**Excerpted data**

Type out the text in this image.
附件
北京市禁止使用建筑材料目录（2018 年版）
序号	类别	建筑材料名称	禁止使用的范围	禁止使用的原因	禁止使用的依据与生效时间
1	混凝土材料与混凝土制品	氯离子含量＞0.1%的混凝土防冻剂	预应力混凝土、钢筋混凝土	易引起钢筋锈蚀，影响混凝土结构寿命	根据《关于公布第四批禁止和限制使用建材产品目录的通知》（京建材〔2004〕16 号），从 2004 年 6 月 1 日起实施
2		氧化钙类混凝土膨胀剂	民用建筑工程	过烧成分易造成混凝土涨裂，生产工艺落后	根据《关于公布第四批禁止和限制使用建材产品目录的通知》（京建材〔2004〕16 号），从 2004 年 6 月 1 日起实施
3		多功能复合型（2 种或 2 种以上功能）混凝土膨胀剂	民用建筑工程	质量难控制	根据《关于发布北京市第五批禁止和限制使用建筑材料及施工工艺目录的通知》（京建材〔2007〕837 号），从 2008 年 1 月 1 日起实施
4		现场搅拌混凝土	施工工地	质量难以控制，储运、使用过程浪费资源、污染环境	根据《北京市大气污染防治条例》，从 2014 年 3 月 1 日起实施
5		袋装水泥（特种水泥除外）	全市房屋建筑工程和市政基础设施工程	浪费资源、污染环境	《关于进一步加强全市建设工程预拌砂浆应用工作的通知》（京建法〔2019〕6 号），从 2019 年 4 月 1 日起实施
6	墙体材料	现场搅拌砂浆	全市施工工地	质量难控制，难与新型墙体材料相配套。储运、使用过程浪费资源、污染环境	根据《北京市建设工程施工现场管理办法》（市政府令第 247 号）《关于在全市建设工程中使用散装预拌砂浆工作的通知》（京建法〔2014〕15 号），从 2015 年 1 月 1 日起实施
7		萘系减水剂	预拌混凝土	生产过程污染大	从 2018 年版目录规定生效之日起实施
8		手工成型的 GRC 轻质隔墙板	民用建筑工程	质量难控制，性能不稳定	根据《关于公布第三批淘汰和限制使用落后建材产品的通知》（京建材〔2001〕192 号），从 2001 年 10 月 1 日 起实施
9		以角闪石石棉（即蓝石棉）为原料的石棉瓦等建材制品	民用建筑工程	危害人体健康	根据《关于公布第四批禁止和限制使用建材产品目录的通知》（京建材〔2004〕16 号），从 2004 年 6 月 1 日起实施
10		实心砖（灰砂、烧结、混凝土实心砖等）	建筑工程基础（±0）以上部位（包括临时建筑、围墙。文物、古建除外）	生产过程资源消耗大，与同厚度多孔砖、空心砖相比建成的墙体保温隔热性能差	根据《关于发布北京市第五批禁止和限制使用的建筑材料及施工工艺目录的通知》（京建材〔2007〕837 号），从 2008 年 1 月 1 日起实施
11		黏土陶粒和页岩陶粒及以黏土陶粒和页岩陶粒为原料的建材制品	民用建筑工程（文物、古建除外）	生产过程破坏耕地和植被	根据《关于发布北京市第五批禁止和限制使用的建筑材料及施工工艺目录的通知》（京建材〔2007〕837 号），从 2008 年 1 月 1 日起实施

**To do**
Copy out all of the lines above exactly.

**Solved problem**
Type out the text in this image.
附件
北京市禁止使用建筑材料目录（2018 年版）
序号	类别	建筑材料名称	禁止使用的范围	禁止使用的原因	禁止使用的依据与生效时间
1	混凝土材料与混凝土制品	氯离子含量＞0.1%的混凝土防冻剂	预应力混凝土、钢筋混凝土	易引起钢筋锈蚀，影响混凝土结构寿命	根据《关于公布第四批禁止和限制使用建材产品目录的通知》（京建材〔2004〕16 号），从 2004 年 6 月 1 日起实施
2		氧化钙类混凝土膨胀剂	民用建筑工程	过烧成分易造成混凝土涨裂，生产工艺落后	根据《关于公布第四批禁止和限制使用建材产品目录的通知》（京建材〔2004〕16 号），从 2004 年 6 月 1 日起实施
3		多功能复合型（2 种或 2 种以上功能）混凝土膨胀剂	民用建筑工程	质量难控制	根据《关于发布北京市第五批禁止和限制使用建筑材料及施工工艺目录的通知》（京建材〔2007〕837 号），从 2008 年 1 月 1 日起实施
4		现场搅拌混凝土	施工工地	质量难以控制，储运、使用过程浪费资源、污染环境	根据《北京市大气污染防治条例》，从 2014 年 3 月 1 日起实施
5		袋装水泥（特种水泥除外）	全市房屋建筑工程和市政基础设施工程	浪费资源、污染环境	《关于进一步加强全市建设工程预拌砂浆应用工作的通知》（京建法〔2019〕6 号），从 2019 年 4 月 1 日起实施
6	墙体材料	现场搅拌砂浆	全市施工工地	质量难控制，难与新型墙体材料相配套。储运、使用过程浪费资源、污染环境	根据《北京市建设工程施工现场管理办法》（市政府令第 247 号）《关于在全市建设工程中使用散装预拌砂浆工作的通知》（京建法〔2014〕15 号），从 2015 年 1 月 1 日起实施
7		萘系减水剂	预拌混凝土	生产过程污染大	从 2018 年版目录规定生效之日起实施
8		手工成型的 GRC 轻质隔墙板	民用建筑工程	质量难控制，性能不稳定	根据《关于公布第三批淘汰和限制使用落后建材产品的通知》（京建材〔2001〕192 号），从 2001 年 10 月 1 日 起实施
9		以角闪石石棉（即蓝石棉）为原料的石棉瓦等建材制品	民用建筑工程	危害人体健康	根据《关于公布第四批禁止和限制使用建材产品目录的通知》（京建材〔2004〕16 号），从 2004 年 6 月 1 日起实施
10		实心砖（灰砂、烧结、混凝土实心砖等）	建筑工程基础（±0）以上部位（包括临时建筑、围墙。文物、古建除外）	生产过程资源消耗大，与同厚度多孔砖、空心砖相比建成的墙体保温隔热性能差	根据《关于发布北京市第五批禁止和限制使用的建筑材料及施工工艺目录的通知》（京建材〔2007〕837 号），从 2008 年 1 月 1 日起实施
11		黏土陶粒和页岩陶粒及以黏土陶粒和页岩陶粒为原料的建材制品	民用建筑工程（文物、古建除外）	生产过程破坏耕地和植被	根据《关于发布北京市第五批禁止和限制使用的建筑材料及施工工艺目录的通知》（京建材〔2007〕837 号），从 2008 年 1 月 1 日起实施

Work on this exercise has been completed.